Every record must be repeated exactly, with no omission.

#####

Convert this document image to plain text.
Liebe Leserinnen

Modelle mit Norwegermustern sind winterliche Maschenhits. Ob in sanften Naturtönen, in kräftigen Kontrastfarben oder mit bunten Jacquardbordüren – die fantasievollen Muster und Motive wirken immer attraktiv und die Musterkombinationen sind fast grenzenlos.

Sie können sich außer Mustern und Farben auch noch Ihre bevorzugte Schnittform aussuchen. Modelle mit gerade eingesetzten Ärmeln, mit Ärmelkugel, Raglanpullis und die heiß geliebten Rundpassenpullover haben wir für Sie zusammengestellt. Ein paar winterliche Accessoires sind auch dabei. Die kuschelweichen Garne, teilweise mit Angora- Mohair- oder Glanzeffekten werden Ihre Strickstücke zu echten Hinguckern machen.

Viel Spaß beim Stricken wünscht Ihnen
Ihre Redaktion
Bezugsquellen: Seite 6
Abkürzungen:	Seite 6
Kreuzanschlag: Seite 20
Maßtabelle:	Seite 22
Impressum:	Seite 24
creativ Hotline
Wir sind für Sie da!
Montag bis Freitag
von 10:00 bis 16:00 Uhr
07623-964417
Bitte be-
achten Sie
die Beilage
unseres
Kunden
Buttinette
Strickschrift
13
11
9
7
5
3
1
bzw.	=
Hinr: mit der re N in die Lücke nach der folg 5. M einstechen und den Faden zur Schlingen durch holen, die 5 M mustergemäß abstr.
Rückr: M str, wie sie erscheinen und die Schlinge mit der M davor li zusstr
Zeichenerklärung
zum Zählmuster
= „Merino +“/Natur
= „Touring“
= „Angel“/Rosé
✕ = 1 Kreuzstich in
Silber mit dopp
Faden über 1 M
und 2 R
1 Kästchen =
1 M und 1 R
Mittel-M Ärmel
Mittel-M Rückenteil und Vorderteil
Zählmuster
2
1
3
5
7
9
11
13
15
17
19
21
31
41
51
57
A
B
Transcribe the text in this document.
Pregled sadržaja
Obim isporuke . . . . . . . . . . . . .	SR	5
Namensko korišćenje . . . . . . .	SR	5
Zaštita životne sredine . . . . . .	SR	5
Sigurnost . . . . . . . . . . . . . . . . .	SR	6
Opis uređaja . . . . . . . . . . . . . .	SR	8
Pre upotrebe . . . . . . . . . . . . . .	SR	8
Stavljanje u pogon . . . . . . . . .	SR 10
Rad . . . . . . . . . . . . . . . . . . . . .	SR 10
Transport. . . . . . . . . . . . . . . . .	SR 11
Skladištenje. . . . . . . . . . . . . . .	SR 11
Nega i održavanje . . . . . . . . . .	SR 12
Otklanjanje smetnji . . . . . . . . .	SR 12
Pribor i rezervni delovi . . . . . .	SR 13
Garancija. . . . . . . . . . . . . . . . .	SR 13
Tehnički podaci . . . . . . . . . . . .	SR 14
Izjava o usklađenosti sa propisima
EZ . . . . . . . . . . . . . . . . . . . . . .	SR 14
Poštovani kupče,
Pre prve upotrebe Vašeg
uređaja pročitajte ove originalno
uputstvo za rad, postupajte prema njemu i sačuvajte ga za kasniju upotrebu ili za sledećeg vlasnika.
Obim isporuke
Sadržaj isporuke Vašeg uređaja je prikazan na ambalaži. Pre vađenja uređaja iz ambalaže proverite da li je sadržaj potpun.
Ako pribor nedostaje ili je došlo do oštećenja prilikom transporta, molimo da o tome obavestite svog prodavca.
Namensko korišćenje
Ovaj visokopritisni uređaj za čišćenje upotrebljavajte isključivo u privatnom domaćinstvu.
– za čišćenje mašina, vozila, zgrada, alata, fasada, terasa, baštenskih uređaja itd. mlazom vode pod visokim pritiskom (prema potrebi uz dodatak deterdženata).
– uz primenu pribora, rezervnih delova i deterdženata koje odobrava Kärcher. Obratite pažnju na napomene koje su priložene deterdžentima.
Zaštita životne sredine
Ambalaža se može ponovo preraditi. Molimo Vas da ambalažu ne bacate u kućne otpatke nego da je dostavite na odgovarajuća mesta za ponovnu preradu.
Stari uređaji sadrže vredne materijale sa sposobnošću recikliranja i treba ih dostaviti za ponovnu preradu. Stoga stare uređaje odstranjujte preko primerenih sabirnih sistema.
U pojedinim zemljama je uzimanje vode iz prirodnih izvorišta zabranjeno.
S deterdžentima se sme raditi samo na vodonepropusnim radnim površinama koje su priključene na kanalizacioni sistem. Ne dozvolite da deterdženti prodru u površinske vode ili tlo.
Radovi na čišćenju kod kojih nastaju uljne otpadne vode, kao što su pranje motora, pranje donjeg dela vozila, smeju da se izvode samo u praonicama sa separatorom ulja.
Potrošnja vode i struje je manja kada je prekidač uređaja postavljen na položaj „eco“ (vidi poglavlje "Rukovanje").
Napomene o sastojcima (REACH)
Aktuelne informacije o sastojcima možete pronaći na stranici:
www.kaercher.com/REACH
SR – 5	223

#####

* RESULT OF THE EXERCISE:
Convert this document image to plain text.
Liebe Leserinnen

Modelle mit Norwegermustern sind winterliche Maschenhits. Ob in sanften Naturtönen, in kräftigen Kontrastfarben oder mit bunten Jacquardbordüren – die fantasievollen Muster und Motive wirken immer attraktiv und die Musterkombinationen sind fast grenzenlos.

Sie können sich außer Mustern und Farben auch noch Ihre bevorzugte Schnittform aussuchen. Modelle mit gerade eingesetzten Ärmeln, mit Ärmelkugel, Raglanpullis und die heiß geliebten Rundpassenpullover haben wir für Sie zusammengestellt. Ein paar winterliche Accessoires sind auch dabei. Die kuschelweichen Garne, teilweise mit Angora- Mohair- oder Glanzeffekten werden Ihre Strickstücke zu echten Hinguckern machen.

Viel Spaß beim Stricken wünscht Ihnen
Ihre Redaktion
Bezugsquellen: Seite 6
Abkürzungen:	Seite 6
Kreuzanschlag: Seite 20
Maßtabelle:	Seite 22
Impressum:	Seite 24
creativ Hotline
Wir sind für Sie da!
Montag bis Freitag
von 10:00 bis 16:00 Uhr
07623-964417
Bitte be-
achten Sie
die Beilage
unseres
Kunden
Buttinette
Strickschrift
13
11
9
7
5
3
1
bzw.	=
Hinr: mit der re N in die Lücke nach der folg 5. M einstechen und den Faden zur Schlingen durch holen, die 5 M mustergemäß abstr.
Rückr: M str, wie sie erscheinen und die Schlinge mit der M davor li zusstr
Zeichenerklärung
zum Zählmuster
= „Merino +“/Natur
= „Touring“
= „Angel“/Rosé
✕ = 1 Kreuzstich in
Silber mit dopp
Faden über 1 M
und 2 R
1 Kästchen =
1 M und 1 R
Mittel-M Ärmel
Mittel-M Rückenteil und Vorderteil
Zählmuster
2
1
3
5
7
9
11
13
15
17
19
21
31
41
51
57
A
B
Transcribe the text in this document.
Pregled sadržaja
Obim isporuke . . . . . . . . . . . . .	SR	5
Namensko korišćenje . . . . . . .	SR	5
Zaštita životne sredine . . . . . .	SR	5
Sigurnost . . . . . . . . . . . . . . . . .	SR	6
Opis uređaja . . . . . . . . . . . . . .	SR	8
Pre upotrebe . . . . . . . . . . . . . .	SR	8
Stavljanje u pogon . . . . . . . . .	SR 10
Rad . . . . . . . . . . . . . . . . . . . . .	SR 10
Transport. . . . . . . . . . . . . . . . .	SR 11
Skladištenje. . . . . . . . . . . . . . .	SR 11
Nega i održavanje . . . . . . . . . .	SR 12
Otklanjanje smetnji . . . . . . . . .	SR 12
Pribor i rezervni delovi . . . . . .	SR 13
Garancija. . . . . . . . . . . . . . . . .	SR 13
Tehnički podaci . . . . . . . . . . . .	SR 14
Izjava o usklađenosti sa propisima
EZ . . . . . . . . . . . . . . . . . . . . . .	SR 14
Poštovani kupče,
Pre prve upotrebe Vašeg
uređaja pročitajte ove originalno
uputstvo za rad, postupajte prema njemu i sačuvajte ga za kasniju upotrebu ili za sledećeg vlasnika.
Obim isporuke
Sadržaj isporuke Vašeg uređaja je prikazan na ambalaži. Pre vađenja uređaja iz ambalaže proverite da li je sadržaj potpun.
Ako pribor nedostaje ili je došlo do oštećenja prilikom transporta, molimo da o tome obavestite svog prodavca.
Namensko korišćenje
Ovaj visokopritisni uređaj za čišćenje upotrebljavajte isključivo u privatnom domaćinstvu.
– za čišćenje mašina, vozila, zgrada, alata, fasada, terasa, baštenskih uređaja itd. mlazom vode pod visokim pritiskom (prema potrebi uz dodatak deterdženata).
– uz primenu pribora, rezervnih delova i deterdženata koje odobrava Kärcher. Obratite pažnju na napomene koje su priložene deterdžentima.
Zaštita životne sredine
Ambalaža se može ponovo preraditi. Molimo Vas da ambalažu ne bacate u kućne otpatke nego da je dostavite na odgovarajuća mesta za ponovnu preradu.
Stari uređaji sadrže vredne materijale sa sposobnošću recikliranja i treba ih dostaviti za ponovnu preradu. Stoga stare uređaje odstranjujte preko primerenih sabirnih sistema.
U pojedinim zemljama je uzimanje vode iz prirodnih izvorišta zabranjeno.
S deterdžentima se sme raditi samo na vodonepropusnim radnim površinama koje su priključene na kanalizacioni sistem. Ne dozvolite da deterdženti prodru u površinske vode ili tlo.
Radovi na čišćenju kod kojih nastaju uljne otpadne vode, kao što su pranje motora, pranje donjeg dela vozila, smeju da se izvode samo u praonicama sa separatorom ulja.
Potrošnja vode i struje je manja kada je prekidač uređaja postavljen na položaj „eco“ (vidi poglavlje "Rukovanje").
Napomene o sastojcima (REACH)
Aktuelne informacije o sastojcima možete pronaći na stranici:
www.kaercher.com/REACH
SR – 5	223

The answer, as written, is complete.